═══ GIVEN RECORDS

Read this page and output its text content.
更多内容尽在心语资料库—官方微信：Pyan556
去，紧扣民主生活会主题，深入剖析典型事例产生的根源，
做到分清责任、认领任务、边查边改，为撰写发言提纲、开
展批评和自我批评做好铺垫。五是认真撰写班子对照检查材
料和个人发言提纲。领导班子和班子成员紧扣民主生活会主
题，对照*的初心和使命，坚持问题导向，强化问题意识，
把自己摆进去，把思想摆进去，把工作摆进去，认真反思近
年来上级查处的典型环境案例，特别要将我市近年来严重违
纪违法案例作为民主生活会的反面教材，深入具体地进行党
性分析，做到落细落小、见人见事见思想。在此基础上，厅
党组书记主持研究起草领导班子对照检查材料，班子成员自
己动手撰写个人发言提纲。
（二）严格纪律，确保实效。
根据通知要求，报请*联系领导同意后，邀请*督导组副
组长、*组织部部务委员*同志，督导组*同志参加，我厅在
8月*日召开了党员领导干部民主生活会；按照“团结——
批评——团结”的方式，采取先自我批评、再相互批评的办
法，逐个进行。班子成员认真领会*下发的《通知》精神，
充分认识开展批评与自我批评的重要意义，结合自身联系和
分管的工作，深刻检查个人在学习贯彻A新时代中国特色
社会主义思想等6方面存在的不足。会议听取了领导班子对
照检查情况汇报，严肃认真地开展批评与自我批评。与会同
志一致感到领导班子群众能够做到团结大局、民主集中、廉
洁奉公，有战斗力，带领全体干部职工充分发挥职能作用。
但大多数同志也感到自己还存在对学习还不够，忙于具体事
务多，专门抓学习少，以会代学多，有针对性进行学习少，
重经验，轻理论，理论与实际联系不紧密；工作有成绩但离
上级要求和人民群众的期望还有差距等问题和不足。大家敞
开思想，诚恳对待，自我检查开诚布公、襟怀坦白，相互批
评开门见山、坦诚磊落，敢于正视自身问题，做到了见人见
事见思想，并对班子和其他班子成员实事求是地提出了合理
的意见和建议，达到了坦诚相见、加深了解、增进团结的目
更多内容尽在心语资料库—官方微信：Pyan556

══════

## DO THIS
Every entry must be output again, exactly as written above.

## RESPONSE BELOW
Read this page and output its text content.
更多内容尽在心语资料库—官方微信：Pyan556
去，紧扣民主生活会主题，深入剖析典型事例产生的根源，
做到分清责任、认领任务、边查边改，为撰写发言提纲、开
展批评和自我批评做好铺垫。五是认真撰写班子对照检查材
料和个人发言提纲。领导班子和班子成员紧扣民主生活会主
题，对照*的初心和使命，坚持问题导向，强化问题意识，
把自己摆进去，把思想摆进去，把工作摆进去，认真反思近
年来上级查处的典型环境案例，特别要将我市近年来严重违
纪违法案例作为民主生活会的反面教材，深入具体地进行党
性分析，做到落细落小、见人见事见思想。在此基础上，厅
党组书记主持研究起草领导班子对照检查材料，班子成员自
己动手撰写个人发言提纲。
（二）严格纪律，确保实效。
根据通知要求，报请*联系领导同意后，邀请*督导组副
组长、*组织部部务委员*同志，督导组*同志参加，我厅在
8月*日召开了党员领导干部民主生活会；按照“团结——
批评——团结”的方式，采取先自我批评、再相互批评的办
法，逐个进行。班子成员认真领会*下发的《通知》精神，
充分认识开展批评与自我批评的重要意义，结合自身联系和
分管的工作，深刻检查个人在学习贯彻A新时代中国特色
社会主义思想等6方面存在的不足。会议听取了领导班子对
照检查情况汇报，严肃认真地开展批评与自我批评。与会同
志一致感到领导班子群众能够做到团结大局、民主集中、廉
洁奉公，有战斗力，带领全体干部职工充分发挥职能作用。
但大多数同志也感到自己还存在对学习还不够，忙于具体事
务多，专门抓学习少，以会代学多，有针对性进行学习少，
重经验，轻理论，理论与实际联系不紧密；工作有成绩但离
上级要求和人民群众的期望还有差距等问题和不足。大家敞
开思想，诚恳对待，自我检查开诚布公、襟怀坦白，相互批
评开门见山、坦诚磊落，敢于正视自身问题，做到了见人见
事见思想，并对班子和其他班子成员实事求是地提出了合理
的意见和建议，达到了坦诚相见、加深了解、增进团结的目
更多内容尽在心语资料库—官方微信：Pyan556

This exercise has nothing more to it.